» **Aim**: Return the complete listing that follows, with each line reproduced exactly.

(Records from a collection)
▶
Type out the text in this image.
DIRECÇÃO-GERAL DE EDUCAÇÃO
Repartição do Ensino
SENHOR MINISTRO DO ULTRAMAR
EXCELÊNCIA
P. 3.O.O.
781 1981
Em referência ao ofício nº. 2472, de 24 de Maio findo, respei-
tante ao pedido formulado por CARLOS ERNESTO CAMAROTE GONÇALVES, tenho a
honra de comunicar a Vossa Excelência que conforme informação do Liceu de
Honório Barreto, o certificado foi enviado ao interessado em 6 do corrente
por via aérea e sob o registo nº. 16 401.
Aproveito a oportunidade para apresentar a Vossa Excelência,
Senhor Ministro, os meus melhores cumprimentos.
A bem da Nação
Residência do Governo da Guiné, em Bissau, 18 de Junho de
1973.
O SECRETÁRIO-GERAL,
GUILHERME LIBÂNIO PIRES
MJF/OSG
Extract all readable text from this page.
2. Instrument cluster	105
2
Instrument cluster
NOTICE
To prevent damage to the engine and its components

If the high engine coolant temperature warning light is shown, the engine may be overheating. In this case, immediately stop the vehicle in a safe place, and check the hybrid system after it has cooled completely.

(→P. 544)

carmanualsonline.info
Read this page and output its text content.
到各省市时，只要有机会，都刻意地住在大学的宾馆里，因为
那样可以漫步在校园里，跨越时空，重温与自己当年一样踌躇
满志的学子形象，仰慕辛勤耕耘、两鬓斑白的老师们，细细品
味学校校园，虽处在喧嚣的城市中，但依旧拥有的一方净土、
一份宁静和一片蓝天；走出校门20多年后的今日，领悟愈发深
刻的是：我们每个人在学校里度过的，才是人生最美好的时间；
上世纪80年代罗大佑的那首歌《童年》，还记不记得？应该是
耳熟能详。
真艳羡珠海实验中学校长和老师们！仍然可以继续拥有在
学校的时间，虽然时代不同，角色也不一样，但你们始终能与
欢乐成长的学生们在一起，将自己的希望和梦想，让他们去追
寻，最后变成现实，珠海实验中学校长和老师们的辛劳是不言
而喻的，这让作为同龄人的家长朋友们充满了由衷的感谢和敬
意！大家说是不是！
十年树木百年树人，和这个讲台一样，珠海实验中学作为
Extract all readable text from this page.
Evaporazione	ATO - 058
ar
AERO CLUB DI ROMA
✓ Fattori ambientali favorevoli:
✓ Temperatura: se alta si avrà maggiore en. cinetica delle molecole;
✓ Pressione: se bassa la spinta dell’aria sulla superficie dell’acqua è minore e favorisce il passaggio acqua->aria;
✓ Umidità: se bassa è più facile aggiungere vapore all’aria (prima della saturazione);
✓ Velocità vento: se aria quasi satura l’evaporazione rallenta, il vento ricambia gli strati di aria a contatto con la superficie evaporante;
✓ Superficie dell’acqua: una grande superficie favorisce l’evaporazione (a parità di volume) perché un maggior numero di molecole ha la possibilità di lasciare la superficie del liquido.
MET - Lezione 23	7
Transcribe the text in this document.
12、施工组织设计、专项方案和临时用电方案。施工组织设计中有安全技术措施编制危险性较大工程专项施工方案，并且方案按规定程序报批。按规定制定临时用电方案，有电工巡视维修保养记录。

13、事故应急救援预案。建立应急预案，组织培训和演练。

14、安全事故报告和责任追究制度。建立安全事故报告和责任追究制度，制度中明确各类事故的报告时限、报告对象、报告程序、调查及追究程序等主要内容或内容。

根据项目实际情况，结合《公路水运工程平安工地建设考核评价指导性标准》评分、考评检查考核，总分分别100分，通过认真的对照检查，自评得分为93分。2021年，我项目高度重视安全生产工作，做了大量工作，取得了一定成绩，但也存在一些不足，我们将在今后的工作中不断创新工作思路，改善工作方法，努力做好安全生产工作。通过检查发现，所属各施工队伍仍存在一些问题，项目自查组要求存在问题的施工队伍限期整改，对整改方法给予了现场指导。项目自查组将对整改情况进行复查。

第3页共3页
◀
» **Result for this task**:
Type out the text in this image.
DIRECÇÃO-GERAL DE EDUCAÇÃO
Repartição do Ensino
SENHOR MINISTRO DO ULTRAMAR
EXCELÊNCIA
P. 3.O.O.
781 1981
Em referência ao ofício nº. 2472, de 24 de Maio findo, respei-
tante ao pedido formulado por CARLOS ERNESTO CAMAROTE GONÇALVES, tenho a
honra de comunicar a Vossa Excelência que conforme informação do Liceu de
Honório Barreto, o certificado foi enviado ao interessado em 6 do corrente
por via aérea e sob o registo nº. 16 401.
Aproveito a oportunidade para apresentar a Vossa Excelência,
Senhor Ministro, os meus melhores cumprimentos.
A bem da Nação
Residência do Governo da Guiné, em Bissau, 18 de Junho de
1973.
O SECRETÁRIO-GERAL,
GUILHERME LIBÂNIO PIRES
MJF/OSG
Extract all readable text from this page.
2. Instrument cluster	105
2
Instrument cluster
NOTICE
To prevent damage to the engine and its components

If the high engine coolant temperature warning light is shown, the engine may be overheating. In this case, immediately stop the vehicle in a safe place, and check the hybrid system after it has cooled completely.

(→P. 544)

carmanualsonline.info
Read this page and output its text content.
到各省市时，只要有机会，都刻意地住在大学的宾馆里，因为
那样可以漫步在校园里，跨越时空，重温与自己当年一样踌躇
满志的学子形象，仰慕辛勤耕耘、两鬓斑白的老师们，细细品
味学校校园，虽处在喧嚣的城市中，但依旧拥有的一方净土、
一份宁静和一片蓝天；走出校门20多年后的今日，领悟愈发深
刻的是：我们每个人在学校里度过的，才是人生最美好的时间；
上世纪80年代罗大佑的那首歌《童年》，还记不记得？应该是
耳熟能详。
真艳羡珠海实验中学校长和老师们！仍然可以继续拥有在
学校的时间，虽然时代不同，角色也不一样，但你们始终能与
欢乐成长的学生们在一起，将自己的希望和梦想，让他们去追
寻，最后变成现实，珠海实验中学校长和老师们的辛劳是不言
而喻的，这让作为同龄人的家长朋友们充满了由衷的感谢和敬
意！大家说是不是！
十年树木百年树人，和这个讲台一样，珠海实验中学作为
Extract all readable text from this page.
Evaporazione	ATO - 058
ar
AERO CLUB DI ROMA
✓ Fattori ambientali favorevoli:
✓ Temperatura: se alta si avrà maggiore en. cinetica delle molecole;
✓ Pressione: se bassa la spinta dell’aria sulla superficie dell’acqua è minore e favorisce il passaggio acqua->aria;
✓ Umidità: se bassa è più facile aggiungere vapore all’aria (prima della saturazione);
✓ Velocità vento: se aria quasi satura l’evaporazione rallenta, il vento ricambia gli strati di aria a contatto con la superficie evaporante;
✓ Superficie dell’acqua: una grande superficie favorisce l’evaporazione (a parità di volume) perché un maggior numero di molecole ha la possibilità di lasciare la superficie del liquido.
MET - Lezione 23	7
Transcribe the text in this document.
12、施工组织设计、专项方案和临时用电方案。施工组织设计中有安全技术措施编制危险性较大工程专项施工方案，并且方案按规定程序报批。按规定制定临时用电方案，有电工巡视维修保养记录。

13、事故应急救援预案。建立应急预案，组织培训和演练。

14、安全事故报告和责任追究制度。建立安全事故报告和责任追究制度，制度中明确各类事故的报告时限、报告对象、报告程序、调查及追究程序等主要内容或内容。

根据项目实际情况，结合《公路水运工程平安工地建设考核评价指导性标准》评分、考评检查考核，总分分别100分，通过认真的对照检查，自评得分为93分。2021年，我项目高度重视安全生产工作，做了大量工作，取得了一定成绩，但也存在一些不足，我们将在今后的工作中不断创新工作思路，改善工作方法，努力做好安全生产工作。通过检查发现，所属各施工队伍仍存在一些问题，项目自查组要求存在问题的施工队伍限期整改，对整改方法给予了现场指导。项目自查组将对整改情况进行复查。

第3页共3页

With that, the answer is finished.